◆ **PROBLEM TO WORK ON**: Repeat the listing word for word. No pictures belong in the copy.

[Collection entries]
━━━

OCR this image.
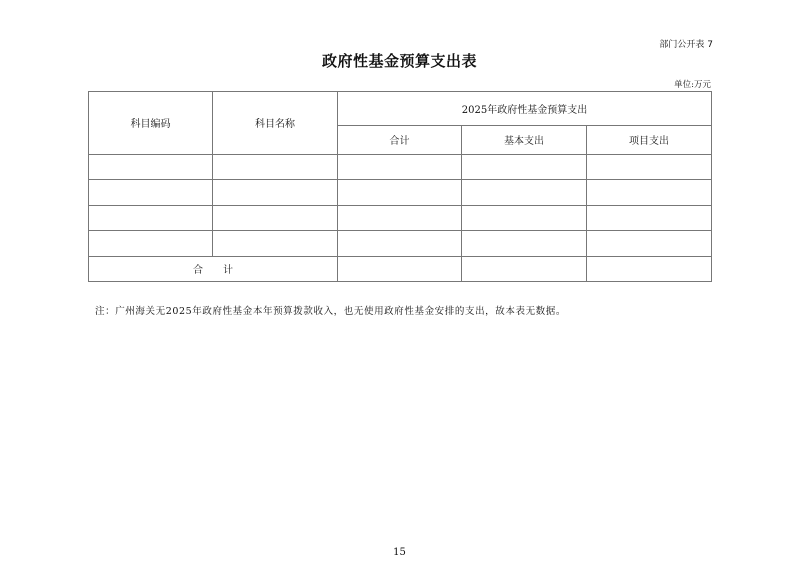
部门公开表 7
政府性基金预算支出表
单位:万元
科目编码	科目名称	2025年政府性基金预算支出		
		合计	基本支出	项目支出

合　　计				
注：广州海关无2025年政府性基金本年预算拨款收入，也无使用政府性基金安排的支出，故本表无数据。
15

━━━

◆ **FULL ANSWER**:
OCR this image.
部门公开表 7
政府性基金预算支出表
单位:万元
科目编码	科目名称	2025年政府性基金预算支出		
		合计	基本支出	项目支出

合　　计				
注：广州海关无2025年政府性基金本年预算拨款收入，也无使用政府性基金安排的支出，故本表无数据。
15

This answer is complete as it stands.